» Work to be completed
Would you return the complete listing below word for word?

[Data entries]
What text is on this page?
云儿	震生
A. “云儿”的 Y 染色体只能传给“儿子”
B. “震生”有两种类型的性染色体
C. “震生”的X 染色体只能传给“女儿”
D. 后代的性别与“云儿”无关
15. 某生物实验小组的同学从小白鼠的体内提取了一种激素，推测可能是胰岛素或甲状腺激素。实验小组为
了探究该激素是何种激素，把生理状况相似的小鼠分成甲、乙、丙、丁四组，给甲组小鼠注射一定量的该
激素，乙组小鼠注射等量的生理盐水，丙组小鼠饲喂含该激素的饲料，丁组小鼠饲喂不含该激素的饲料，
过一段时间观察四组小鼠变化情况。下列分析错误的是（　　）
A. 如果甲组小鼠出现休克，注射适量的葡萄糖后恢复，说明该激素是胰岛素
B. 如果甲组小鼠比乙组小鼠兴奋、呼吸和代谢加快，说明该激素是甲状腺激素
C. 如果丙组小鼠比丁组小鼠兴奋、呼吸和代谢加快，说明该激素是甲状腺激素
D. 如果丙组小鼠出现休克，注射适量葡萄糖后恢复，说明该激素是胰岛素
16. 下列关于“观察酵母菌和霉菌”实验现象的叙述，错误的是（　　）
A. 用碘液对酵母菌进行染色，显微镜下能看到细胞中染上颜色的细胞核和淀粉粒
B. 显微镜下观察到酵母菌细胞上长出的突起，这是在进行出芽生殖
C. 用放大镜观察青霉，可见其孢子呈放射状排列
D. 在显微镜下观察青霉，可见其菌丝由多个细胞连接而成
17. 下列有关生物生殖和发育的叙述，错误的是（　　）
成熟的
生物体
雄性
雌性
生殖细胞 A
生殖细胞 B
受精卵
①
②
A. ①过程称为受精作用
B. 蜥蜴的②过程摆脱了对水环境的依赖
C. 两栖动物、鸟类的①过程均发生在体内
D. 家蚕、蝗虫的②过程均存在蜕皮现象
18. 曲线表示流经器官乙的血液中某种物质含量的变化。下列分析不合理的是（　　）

» Answer in full
What text is on this page?
云儿	震生
A. “云儿”的 Y 染色体只能传给“儿子”
B. “震生”有两种类型的性染色体
C. “震生”的X 染色体只能传给“女儿”
D. 后代的性别与“云儿”无关
15. 某生物实验小组的同学从小白鼠的体内提取了一种激素，推测可能是胰岛素或甲状腺激素。实验小组为
了探究该激素是何种激素，把生理状况相似的小鼠分成甲、乙、丙、丁四组，给甲组小鼠注射一定量的该
激素，乙组小鼠注射等量的生理盐水，丙组小鼠饲喂含该激素的饲料，丁组小鼠饲喂不含该激素的饲料，
过一段时间观察四组小鼠变化情况。下列分析错误的是（　　）
A. 如果甲组小鼠出现休克，注射适量的葡萄糖后恢复，说明该激素是胰岛素
B. 如果甲组小鼠比乙组小鼠兴奋、呼吸和代谢加快，说明该激素是甲状腺激素
C. 如果丙组小鼠比丁组小鼠兴奋、呼吸和代谢加快，说明该激素是甲状腺激素
D. 如果丙组小鼠出现休克，注射适量葡萄糖后恢复，说明该激素是胰岛素
16. 下列关于“观察酵母菌和霉菌”实验现象的叙述，错误的是（　　）
A. 用碘液对酵母菌进行染色，显微镜下能看到细胞中染上颜色的细胞核和淀粉粒
B. 显微镜下观察到酵母菌细胞上长出的突起，这是在进行出芽生殖
C. 用放大镜观察青霉，可见其孢子呈放射状排列
D. 在显微镜下观察青霉，可见其菌丝由多个细胞连接而成
17. 下列有关生物生殖和发育的叙述，错误的是（　　）
成熟的
生物体
雄性
雌性
生殖细胞 A
生殖细胞 B
受精卵
①
②
A. ①过程称为受精作用
B. 蜥蜴的②过程摆脱了对水环境的依赖
C. 两栖动物、鸟类的①过程均发生在体内
D. 家蚕、蝗虫的②过程均存在蜕皮现象
18. 曲线表示流经器官乙的血液中某种物质含量的变化。下列分析不合理的是（　　）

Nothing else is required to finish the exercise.